_STATED PROBLEM:_ Copy out the data exactly, leaving the pictures behind.

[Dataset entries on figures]
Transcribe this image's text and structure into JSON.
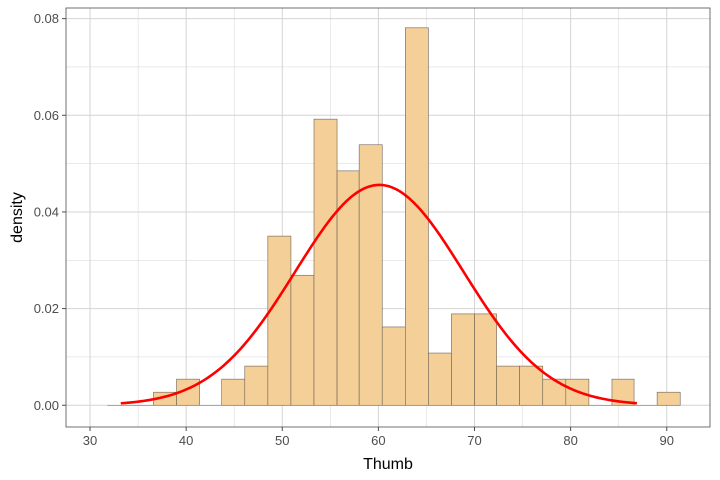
{
  "chart_data": {
    "type": "histogram",
    "xlabel": "Thumb",
    "ylabel": "density",
    "xlim": [
      27.5,
      94.5
    ],
    "ylim": [
      -0.0045,
      0.0822
    ],
    "x_ticks": [
      30,
      40,
      50,
      60,
      70,
      80,
      90
    ],
    "y_ticks": [
      0.0,
      0.02,
      0.04,
      0.06,
      0.08
    ],
    "x_tick_labels": [
      "30",
      "40",
      "50",
      "60",
      "70",
      "80",
      "90"
    ],
    "y_tick_labels": [
      "0.00",
      "0.02",
      "0.04",
      "0.06",
      "0.08"
    ],
    "grid": true,
    "bin_width": 2.381,
    "bins": [
      {
        "x_start": 31.8,
        "x_end": 34.2,
        "density": 0.0
      },
      {
        "x_start": 34.2,
        "x_end": 36.6,
        "density": 0.0
      },
      {
        "x_start": 36.6,
        "x_end": 39.0,
        "density": 0.0027
      },
      {
        "x_start": 39.0,
        "x_end": 41.4,
        "density": 0.0054
      },
      {
        "x_start": 41.4,
        "x_end": 43.7,
        "density": 0.0
      },
      {
        "x_start": 43.7,
        "x_end": 46.1,
        "density": 0.0054
      },
      {
        "x_start": 46.1,
        "x_end": 48.5,
        "density": 0.0081
      },
      {
        "x_start": 48.5,
        "x_end": 50.9,
        "density": 0.035
      },
      {
        "x_start": 50.9,
        "x_end": 53.3,
        "density": 0.0269
      },
      {
        "x_start": 53.3,
        "x_end": 55.7,
        "density": 0.0592
      },
      {
        "x_start": 55.7,
        "x_end": 58.0,
        "density": 0.0485
      },
      {
        "x_start": 58.0,
        "x_end": 60.4,
        "density": 0.0539
      },
      {
        "x_start": 60.4,
        "x_end": 62.8,
        "density": 0.0162
      },
      {
        "x_start": 62.8,
        "x_end": 65.2,
        "density": 0.0781
      },
      {
        "x_start": 65.2,
        "x_end": 67.6,
        "density": 0.0108
      },
      {
        "x_start": 67.6,
        "x_end": 70.0,
        "density": 0.0189
      },
      {
        "x_start": 70.0,
        "x_end": 72.3,
        "density": 0.0189
      },
      {
        "x_start": 72.3,
        "x_end": 74.7,
        "density": 0.0081
      },
      {
        "x_start": 74.7,
        "x_end": 77.1,
        "density": 0.0081
      },
      {
        "x_start": 77.1,
        "x_end": 79.5,
        "density": 0.0054
      },
      {
        "x_start": 79.5,
        "x_end": 81.9,
        "density": 0.0054
      },
      {
        "x_start": 81.9,
        "x_end": 84.3,
        "density": 0.0
      },
      {
        "x_start": 84.3,
        "x_end": 86.6,
        "density": 0.0054
      },
      {
        "x_start": 86.6,
        "x_end": 89.0,
        "density": 0.0
      },
      {
        "x_start": 89.0,
        "x_end": 91.4,
        "density": 0.0027
      }
    ],
    "curve": {
      "type": "normal-density",
      "mean": 60.1,
      "sd": 8.75,
      "x_start": 33.2,
      "x_end": 86.9,
      "color": "#ff0000"
    },
    "colors": {
      "bar_fill": "#f5cf98",
      "bar_stroke": "#6e6352",
      "grid": "#d4d4d4",
      "panel_border": "#4d4d4d"
    }
  }
}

_ANSWER FOR THE TASK:_
Transcribe this image's text and structure into JSON.
{
  "chart_data": {
    "type": "histogram",
    "xlabel": "Thumb",
    "ylabel": "density",
    "xlim": [
      27.5,
      94.5
    ],
    "ylim": [
      -0.0045,
      0.0822
    ],
    "x_ticks": [
      30,
      40,
      50,
      60,
      70,
      80,
      90
    ],
    "y_ticks": [
      0.0,
      0.02,
      0.04,
      0.06,
      0.08
    ],
    "x_tick_labels": [
      "30",
      "40",
      "50",
      "60",
      "70",
      "80",
      "90"
    ],
    "y_tick_labels": [
      "0.00",
      "0.02",
      "0.04",
      "0.06",
      "0.08"
    ],
    "grid": true,
    "bin_width": 2.381,
    "bins": [
      {
        "x_start": 31.8,
        "x_end": 34.2,
        "density": 0.0
      },
      {
        "x_start": 34.2,
        "x_end": 36.6,
        "density": 0.0
      },
      {
        "x_start": 36.6,
        "x_end": 39.0,
        "density": 0.0027
      },
      {
        "x_start": 39.0,
        "x_end": 41.4,
        "density": 0.0054
      },
      {
        "x_start": 41.4,
        "x_end": 43.7,
        "density": 0.0
      },
      {
        "x_start": 43.7,
        "x_end": 46.1,
        "density": 0.0054
      },
      {
        "x_start": 46.1,
        "x_end": 48.5,
        "density": 0.0081
      },
      {
        "x_start": 48.5,
        "x_end": 50.9,
        "density": 0.035
      },
      {
        "x_start": 50.9,
        "x_end": 53.3,
        "density": 0.0269
      },
      {
        "x_start": 53.3,
        "x_end": 55.7,
        "density": 0.0592
      },
      {
        "x_start": 55.7,
        "x_end": 58.0,
        "density": 0.0485
      },
      {
        "x_start": 58.0,
        "x_end": 60.4,
        "density": 0.0539
      },
      {
        "x_start": 60.4,
        "x_end": 62.8,
        "density": 0.0162
      },
      {
        "x_start": 62.8,
        "x_end": 65.2,
        "density": 0.0781
      },
      {
        "x_start": 65.2,
        "x_end": 67.6,
        "density": 0.0108
      },
      {
        "x_start": 67.6,
        "x_end": 70.0,
        "density": 0.0189
      },
      {
        "x_start": 70.0,
        "x_end": 72.3,
        "density": 0.0189
      },
      {
        "x_start": 72.3,
        "x_end": 74.7,
        "density": 0.0081
      },
      {
        "x_start": 74.7,
        "x_end": 77.1,
        "density": 0.0081
      },
      {
        "x_start": 77.1,
        "x_end": 79.5,
        "density": 0.0054
      },
      {
        "x_start": 79.5,
        "x_end": 81.9,
        "density": 0.0054
      },
      {
        "x_start": 81.9,
        "x_end": 84.3,
        "density": 0.0
      },
      {
        "x_start": 84.3,
        "x_end": 86.6,
        "density": 0.0054
      },
      {
        "x_start": 86.6,
        "x_end": 89.0,
        "density": 0.0
      },
      {
        "x_start": 89.0,
        "x_end": 91.4,
        "density": 0.0027
      }
    ],
    "curve": {
      "type": "normal-density",
      "mean": 60.1,
      "sd": 8.75,
      "x_start": 33.2,
      "x_end": 86.9,
      "color": "#ff0000"
    },
    "colors": {
      "bar_fill": "#f5cf98",
      "bar_stroke": "#6e6352",
      "grid": "#d4d4d4",
      "panel_border": "#4d4d4d"
    }
  }
}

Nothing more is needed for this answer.